Collected data

=-=-=

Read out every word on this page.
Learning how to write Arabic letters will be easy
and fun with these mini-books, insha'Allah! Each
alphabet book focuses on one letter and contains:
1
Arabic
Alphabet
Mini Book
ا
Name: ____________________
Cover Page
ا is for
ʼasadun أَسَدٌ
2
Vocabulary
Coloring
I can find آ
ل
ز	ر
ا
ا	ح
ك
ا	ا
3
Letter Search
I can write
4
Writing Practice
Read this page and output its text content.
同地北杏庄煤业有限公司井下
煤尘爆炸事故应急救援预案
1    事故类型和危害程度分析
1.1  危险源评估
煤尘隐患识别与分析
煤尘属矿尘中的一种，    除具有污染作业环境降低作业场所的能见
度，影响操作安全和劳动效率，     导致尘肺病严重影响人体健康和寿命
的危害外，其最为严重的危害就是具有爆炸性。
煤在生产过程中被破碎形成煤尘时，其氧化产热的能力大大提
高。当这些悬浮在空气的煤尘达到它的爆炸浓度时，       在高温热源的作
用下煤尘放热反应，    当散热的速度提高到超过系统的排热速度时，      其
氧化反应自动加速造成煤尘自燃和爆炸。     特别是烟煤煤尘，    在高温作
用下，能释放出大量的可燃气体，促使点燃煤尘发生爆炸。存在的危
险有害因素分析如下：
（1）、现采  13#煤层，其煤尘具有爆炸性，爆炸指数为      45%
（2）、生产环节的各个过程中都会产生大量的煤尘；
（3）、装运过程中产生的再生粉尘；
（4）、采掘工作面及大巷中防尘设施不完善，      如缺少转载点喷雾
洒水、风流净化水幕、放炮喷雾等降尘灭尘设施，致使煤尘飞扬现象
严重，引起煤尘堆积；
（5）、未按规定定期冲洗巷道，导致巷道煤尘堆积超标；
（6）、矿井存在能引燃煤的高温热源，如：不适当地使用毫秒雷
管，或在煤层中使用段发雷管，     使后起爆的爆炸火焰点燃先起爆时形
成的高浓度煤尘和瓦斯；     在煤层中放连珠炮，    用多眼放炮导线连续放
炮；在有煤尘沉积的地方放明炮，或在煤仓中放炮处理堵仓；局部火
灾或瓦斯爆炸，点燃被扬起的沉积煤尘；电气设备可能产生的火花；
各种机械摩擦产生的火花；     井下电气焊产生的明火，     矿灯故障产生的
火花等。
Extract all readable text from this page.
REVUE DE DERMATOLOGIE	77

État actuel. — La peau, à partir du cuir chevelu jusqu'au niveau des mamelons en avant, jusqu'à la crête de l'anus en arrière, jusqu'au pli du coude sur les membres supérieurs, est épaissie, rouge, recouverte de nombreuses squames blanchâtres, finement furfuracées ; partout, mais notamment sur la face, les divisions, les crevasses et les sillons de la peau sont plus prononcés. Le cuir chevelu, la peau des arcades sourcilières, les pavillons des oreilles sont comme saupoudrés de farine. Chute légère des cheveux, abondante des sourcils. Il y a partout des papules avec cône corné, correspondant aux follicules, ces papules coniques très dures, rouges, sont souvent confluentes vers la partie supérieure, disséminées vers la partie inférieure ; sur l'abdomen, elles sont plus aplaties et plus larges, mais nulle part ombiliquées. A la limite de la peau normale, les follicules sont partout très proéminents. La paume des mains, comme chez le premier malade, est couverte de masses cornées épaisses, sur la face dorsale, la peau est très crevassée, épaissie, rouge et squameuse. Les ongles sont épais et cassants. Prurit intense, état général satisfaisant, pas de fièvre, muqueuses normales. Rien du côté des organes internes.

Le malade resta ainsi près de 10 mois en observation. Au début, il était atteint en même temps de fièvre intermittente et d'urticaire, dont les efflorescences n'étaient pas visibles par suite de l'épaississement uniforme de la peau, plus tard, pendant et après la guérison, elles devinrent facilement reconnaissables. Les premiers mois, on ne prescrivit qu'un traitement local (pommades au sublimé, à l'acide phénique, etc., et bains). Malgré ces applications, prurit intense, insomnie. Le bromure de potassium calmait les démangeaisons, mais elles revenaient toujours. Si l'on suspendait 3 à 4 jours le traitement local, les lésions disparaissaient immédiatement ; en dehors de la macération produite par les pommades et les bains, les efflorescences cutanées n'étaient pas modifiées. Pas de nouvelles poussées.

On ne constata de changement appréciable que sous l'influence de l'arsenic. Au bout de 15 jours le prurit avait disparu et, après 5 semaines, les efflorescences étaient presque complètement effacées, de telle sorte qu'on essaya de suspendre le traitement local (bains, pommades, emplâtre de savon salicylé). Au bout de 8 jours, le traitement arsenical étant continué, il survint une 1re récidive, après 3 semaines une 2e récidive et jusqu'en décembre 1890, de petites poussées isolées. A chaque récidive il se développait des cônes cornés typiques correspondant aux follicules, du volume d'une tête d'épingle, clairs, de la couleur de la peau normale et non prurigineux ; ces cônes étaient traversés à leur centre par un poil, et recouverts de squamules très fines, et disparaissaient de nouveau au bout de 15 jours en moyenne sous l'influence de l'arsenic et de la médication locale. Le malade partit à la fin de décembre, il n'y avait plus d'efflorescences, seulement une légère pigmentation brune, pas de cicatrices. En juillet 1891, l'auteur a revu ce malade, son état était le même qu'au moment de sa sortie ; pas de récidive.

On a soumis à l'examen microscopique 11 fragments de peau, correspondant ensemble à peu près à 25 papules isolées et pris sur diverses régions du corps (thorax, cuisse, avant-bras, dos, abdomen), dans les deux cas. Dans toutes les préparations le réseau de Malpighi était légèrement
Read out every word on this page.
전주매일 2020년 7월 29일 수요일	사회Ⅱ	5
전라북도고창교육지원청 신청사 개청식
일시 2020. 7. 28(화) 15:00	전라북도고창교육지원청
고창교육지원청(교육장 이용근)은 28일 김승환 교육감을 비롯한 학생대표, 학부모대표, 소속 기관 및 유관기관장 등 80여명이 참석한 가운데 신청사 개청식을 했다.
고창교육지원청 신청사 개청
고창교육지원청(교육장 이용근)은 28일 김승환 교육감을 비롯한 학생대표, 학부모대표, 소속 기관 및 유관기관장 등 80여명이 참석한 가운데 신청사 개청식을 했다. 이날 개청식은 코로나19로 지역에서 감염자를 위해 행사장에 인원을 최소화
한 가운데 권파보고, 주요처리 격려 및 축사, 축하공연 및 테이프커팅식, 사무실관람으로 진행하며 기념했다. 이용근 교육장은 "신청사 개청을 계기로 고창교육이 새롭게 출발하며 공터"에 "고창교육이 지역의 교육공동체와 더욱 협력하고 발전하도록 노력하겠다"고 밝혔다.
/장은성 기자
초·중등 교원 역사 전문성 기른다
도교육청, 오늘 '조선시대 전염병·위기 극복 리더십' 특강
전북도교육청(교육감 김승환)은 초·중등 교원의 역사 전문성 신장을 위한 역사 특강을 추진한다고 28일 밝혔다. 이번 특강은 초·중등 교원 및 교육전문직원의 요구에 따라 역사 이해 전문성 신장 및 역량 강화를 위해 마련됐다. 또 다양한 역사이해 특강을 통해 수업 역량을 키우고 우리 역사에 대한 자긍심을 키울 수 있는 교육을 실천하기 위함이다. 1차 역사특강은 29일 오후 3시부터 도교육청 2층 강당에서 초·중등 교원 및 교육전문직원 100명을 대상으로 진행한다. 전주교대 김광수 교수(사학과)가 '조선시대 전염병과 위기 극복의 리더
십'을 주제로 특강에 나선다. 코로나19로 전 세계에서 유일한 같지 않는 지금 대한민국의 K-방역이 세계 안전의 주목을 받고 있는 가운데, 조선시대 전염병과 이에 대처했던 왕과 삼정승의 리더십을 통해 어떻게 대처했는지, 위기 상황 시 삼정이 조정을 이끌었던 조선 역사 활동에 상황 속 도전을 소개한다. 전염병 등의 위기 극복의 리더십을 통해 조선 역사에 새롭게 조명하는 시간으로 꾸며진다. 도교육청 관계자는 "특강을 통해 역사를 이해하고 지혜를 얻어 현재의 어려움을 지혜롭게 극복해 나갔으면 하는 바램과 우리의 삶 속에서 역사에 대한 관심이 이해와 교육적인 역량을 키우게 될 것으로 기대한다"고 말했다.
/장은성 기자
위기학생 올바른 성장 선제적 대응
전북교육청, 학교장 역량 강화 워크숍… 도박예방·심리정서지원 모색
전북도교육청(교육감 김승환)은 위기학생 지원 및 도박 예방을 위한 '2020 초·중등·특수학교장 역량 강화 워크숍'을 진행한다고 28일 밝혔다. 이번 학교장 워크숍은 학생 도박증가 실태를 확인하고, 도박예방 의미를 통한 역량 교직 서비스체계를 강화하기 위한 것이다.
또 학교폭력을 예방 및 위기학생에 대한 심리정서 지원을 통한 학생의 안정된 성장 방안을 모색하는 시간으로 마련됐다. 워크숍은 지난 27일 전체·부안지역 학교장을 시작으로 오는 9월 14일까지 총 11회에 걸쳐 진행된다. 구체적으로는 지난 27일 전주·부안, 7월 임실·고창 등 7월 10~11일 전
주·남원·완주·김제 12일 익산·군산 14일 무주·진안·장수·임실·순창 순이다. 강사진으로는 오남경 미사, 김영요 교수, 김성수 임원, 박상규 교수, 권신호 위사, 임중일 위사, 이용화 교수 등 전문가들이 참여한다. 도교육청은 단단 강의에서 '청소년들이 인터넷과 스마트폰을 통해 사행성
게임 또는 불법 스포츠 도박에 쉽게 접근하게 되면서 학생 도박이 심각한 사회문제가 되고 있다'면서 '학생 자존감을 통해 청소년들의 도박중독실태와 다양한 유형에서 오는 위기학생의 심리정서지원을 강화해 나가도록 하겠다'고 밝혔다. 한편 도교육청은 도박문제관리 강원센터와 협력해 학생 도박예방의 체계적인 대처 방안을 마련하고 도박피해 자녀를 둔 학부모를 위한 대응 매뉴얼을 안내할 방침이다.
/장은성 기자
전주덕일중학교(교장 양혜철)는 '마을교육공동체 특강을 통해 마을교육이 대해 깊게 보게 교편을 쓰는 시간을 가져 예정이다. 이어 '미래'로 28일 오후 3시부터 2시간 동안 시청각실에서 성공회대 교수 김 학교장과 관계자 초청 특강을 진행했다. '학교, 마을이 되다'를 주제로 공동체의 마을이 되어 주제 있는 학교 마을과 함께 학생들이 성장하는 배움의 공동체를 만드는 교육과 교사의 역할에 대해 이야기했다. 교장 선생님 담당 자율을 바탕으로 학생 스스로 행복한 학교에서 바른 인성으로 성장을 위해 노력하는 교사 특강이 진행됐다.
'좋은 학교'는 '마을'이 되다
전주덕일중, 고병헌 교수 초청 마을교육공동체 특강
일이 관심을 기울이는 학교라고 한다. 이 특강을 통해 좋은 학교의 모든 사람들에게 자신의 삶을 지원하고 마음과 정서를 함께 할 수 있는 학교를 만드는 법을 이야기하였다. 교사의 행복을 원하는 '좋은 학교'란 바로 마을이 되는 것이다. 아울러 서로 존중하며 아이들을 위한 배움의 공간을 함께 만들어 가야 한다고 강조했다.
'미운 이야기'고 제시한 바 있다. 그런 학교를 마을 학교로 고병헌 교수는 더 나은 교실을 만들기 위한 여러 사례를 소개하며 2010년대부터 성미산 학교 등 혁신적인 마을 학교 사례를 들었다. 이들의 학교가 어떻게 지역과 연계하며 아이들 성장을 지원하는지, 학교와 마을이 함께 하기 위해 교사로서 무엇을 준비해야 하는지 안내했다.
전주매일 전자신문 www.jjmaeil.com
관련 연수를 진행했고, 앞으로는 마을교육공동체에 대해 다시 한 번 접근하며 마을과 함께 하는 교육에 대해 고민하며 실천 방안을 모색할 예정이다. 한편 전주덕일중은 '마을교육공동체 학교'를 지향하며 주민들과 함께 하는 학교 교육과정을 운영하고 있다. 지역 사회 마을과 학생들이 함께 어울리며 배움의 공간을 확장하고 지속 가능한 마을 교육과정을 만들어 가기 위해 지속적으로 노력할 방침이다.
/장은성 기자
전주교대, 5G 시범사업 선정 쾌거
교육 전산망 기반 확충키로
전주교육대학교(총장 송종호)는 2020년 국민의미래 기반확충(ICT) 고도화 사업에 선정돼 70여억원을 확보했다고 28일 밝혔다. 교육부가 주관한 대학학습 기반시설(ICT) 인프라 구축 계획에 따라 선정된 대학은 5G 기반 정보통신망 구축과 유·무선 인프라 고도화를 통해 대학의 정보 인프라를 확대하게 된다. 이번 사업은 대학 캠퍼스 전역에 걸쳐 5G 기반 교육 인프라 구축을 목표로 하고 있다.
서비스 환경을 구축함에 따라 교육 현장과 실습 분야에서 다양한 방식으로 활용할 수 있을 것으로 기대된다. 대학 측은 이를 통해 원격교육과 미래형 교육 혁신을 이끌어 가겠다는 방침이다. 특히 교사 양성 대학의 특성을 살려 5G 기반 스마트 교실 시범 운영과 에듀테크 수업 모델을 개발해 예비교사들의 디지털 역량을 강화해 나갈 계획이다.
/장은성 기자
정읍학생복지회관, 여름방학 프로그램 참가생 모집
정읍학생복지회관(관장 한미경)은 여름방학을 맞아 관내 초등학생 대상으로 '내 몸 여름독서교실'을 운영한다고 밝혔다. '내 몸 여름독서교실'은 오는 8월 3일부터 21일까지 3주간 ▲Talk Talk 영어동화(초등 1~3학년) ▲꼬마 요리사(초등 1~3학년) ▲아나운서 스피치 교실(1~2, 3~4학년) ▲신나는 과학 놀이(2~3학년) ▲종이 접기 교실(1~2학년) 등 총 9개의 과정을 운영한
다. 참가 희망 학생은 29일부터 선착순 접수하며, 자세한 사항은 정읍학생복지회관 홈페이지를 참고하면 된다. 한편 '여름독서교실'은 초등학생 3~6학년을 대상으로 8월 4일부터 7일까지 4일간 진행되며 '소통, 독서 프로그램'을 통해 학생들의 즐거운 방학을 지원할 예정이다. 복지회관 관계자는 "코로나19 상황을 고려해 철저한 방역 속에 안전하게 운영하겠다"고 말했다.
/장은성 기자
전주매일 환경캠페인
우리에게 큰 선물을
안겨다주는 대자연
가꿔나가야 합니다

=-=-=

* [What you are asked to do]
Using the records above, pull out each line where the word "시간으로" occurs.

* [Reply to the task]
십'을 주제로 특강에 나선다. 코로나19로 전 세계에서 유일한 같지 않는 지금 대한민국의 K-방역이 세계 안전의 주목을 받고 있는 가운데, 조선시대 전염병과 이에 대처했던 왕과 삼정승의 리더십을 통해 어떻게 대처했는지, 위기 상황 시 삼정이 조정을 이끌었던 조선 역사 활동에 상황 속 도전을 소개한다. 전염병 등의 위기 극복의 리더십을 통해 조선 역사에 새롭게 조명하는 시간으로 꾸며진다. 도교육청 관계자는 "특강을 통해 역사를 이해하고 지혜를 얻어 현재의 어려움을 지혜롭게 극복해 나갔으면 하는 바램과 우리의 삶 속에서 역사에 대한 관심이 이해와 교육적인 역량을 키우게 될 것으로 기대한다"고 말했다.
또 학교폭력을 예방 및 위기학생에 대한 심리정서 지원을 통한 학생의 안정된 성장 방안을 모색하는 시간으로 마련됐다. 워크숍은 지난 27일 전체·부안지역 학교장을 시작으로 오는 9월 14일까지 총 11회에 걸쳐 진행된다. 구체적으로는 지난 27일 전주·부안, 7월 임실·고창 등 7월 10~11일 전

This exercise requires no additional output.